▶ [PROBLEM REQUIREMENTS]
Records follow. Pull out every line that contains "Thiên".
[START OF DATA SECTION]
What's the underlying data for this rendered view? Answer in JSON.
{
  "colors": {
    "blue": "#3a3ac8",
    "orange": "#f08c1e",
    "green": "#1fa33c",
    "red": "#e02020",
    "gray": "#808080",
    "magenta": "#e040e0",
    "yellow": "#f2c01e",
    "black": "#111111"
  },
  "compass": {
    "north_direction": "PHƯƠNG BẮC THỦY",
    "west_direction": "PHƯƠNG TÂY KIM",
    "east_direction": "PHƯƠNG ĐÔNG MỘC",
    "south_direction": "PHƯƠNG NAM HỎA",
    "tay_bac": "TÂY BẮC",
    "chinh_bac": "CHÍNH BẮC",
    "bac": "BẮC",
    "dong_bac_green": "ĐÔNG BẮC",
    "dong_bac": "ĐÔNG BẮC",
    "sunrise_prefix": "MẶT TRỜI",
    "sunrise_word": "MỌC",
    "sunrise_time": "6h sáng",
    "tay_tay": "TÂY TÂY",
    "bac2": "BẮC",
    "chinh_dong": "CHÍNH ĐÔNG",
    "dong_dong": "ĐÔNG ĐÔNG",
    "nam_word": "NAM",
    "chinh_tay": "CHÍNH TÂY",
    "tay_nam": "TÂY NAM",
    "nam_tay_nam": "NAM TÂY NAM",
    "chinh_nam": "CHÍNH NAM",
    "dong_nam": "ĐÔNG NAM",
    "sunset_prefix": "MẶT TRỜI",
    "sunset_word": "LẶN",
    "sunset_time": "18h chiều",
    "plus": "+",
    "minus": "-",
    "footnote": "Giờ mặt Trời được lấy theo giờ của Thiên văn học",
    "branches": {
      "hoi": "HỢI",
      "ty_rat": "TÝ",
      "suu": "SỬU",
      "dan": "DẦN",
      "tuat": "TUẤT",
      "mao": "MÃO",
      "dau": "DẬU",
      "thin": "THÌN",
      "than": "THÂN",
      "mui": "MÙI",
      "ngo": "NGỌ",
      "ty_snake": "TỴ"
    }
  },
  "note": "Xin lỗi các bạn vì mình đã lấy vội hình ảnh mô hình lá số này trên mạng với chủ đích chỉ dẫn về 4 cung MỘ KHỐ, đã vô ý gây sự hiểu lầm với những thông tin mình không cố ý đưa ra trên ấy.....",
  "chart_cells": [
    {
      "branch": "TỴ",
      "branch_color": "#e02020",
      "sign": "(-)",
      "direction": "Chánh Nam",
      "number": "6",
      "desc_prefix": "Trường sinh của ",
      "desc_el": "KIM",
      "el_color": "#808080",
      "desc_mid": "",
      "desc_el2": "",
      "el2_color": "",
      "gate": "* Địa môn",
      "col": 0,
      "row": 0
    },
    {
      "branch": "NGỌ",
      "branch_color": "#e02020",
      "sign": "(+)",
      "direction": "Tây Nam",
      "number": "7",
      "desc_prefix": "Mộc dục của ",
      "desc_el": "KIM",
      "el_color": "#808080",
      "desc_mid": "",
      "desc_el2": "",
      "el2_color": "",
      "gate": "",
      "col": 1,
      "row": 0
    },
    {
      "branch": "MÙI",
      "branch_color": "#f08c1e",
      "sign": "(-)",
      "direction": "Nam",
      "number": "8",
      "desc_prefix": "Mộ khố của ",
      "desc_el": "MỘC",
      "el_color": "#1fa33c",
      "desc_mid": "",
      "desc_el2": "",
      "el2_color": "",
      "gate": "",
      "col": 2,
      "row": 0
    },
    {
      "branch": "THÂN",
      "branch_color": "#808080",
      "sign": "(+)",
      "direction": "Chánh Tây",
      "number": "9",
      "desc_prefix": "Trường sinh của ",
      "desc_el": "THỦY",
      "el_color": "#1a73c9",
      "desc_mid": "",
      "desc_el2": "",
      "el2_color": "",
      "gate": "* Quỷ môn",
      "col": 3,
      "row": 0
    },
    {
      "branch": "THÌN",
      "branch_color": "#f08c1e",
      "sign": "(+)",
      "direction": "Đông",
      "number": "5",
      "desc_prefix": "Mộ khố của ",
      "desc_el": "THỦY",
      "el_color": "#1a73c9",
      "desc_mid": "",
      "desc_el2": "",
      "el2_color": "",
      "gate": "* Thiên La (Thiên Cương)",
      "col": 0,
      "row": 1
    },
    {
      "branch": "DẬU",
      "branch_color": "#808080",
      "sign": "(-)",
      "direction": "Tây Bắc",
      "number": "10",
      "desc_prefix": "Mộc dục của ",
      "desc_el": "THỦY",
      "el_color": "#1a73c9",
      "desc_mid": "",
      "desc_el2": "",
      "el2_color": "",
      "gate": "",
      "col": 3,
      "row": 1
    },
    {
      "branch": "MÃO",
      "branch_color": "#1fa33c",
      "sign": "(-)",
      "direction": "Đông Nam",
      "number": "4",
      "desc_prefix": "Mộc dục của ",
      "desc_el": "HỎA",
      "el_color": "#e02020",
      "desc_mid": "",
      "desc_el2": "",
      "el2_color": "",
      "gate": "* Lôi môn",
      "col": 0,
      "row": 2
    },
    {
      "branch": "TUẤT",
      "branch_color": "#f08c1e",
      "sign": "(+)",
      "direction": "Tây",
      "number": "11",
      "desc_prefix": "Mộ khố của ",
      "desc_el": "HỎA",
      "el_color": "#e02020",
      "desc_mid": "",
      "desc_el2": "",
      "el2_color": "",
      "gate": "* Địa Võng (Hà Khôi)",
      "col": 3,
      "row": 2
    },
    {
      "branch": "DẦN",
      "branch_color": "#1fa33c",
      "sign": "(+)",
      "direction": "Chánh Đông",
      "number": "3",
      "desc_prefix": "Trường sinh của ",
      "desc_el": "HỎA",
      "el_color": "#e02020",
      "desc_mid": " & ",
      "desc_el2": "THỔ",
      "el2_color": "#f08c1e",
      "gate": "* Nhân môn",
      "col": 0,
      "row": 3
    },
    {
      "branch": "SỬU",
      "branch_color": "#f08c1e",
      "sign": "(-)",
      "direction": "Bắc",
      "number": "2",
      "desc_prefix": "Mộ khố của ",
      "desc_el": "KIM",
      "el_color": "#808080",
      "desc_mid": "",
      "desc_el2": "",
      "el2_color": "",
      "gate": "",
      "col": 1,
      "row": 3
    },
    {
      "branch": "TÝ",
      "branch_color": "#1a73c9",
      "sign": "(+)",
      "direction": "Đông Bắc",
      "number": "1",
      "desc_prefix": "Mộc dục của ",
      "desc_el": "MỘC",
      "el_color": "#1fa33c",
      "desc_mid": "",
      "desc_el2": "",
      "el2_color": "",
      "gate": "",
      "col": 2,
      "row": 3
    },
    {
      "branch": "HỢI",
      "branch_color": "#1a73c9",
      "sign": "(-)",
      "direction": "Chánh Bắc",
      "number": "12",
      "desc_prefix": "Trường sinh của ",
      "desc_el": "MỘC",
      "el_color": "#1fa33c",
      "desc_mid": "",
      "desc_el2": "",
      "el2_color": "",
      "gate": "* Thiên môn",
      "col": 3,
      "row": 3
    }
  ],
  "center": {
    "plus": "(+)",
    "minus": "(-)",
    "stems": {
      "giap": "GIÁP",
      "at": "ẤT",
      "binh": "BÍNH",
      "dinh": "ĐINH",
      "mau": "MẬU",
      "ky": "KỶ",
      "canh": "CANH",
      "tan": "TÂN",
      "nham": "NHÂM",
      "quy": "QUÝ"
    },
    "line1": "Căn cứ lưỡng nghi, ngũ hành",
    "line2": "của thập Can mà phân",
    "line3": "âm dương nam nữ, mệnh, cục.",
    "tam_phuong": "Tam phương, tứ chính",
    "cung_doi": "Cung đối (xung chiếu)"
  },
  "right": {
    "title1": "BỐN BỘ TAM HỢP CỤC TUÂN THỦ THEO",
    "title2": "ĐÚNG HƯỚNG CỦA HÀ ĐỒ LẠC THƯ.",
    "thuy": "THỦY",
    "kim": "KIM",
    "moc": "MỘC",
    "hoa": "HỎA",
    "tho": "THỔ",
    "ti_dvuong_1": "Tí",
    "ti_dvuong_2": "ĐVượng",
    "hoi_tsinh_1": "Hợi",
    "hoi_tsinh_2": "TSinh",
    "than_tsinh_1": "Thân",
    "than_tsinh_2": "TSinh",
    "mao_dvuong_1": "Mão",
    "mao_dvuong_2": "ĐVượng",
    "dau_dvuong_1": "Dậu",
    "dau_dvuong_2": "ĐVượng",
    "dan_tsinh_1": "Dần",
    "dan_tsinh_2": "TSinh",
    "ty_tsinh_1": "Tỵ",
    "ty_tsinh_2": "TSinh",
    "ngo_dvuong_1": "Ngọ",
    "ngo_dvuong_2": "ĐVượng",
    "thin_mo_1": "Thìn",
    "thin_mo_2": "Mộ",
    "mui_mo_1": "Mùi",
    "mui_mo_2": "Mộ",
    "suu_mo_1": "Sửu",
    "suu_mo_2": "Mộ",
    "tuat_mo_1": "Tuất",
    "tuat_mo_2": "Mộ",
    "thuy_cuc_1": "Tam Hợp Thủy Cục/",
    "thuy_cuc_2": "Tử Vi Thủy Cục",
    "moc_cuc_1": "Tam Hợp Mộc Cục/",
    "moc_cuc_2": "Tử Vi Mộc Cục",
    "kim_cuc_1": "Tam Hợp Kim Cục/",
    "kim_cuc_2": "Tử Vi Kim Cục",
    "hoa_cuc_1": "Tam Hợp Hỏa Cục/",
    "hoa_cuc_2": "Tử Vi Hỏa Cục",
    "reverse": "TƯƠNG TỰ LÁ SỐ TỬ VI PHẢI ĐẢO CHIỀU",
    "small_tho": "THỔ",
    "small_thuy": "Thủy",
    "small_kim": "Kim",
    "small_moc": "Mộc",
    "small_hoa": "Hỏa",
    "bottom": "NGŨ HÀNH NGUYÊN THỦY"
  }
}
[END OF DATA SECTION]
▶ [PROBLEM SOLUTION]
    "footnote": "Giờ mặt Trời được lấy theo giờ của Thiên văn học",
      "gate": "* Thiên La (Thiên Cương)",
      "gate": "* Thiên môn",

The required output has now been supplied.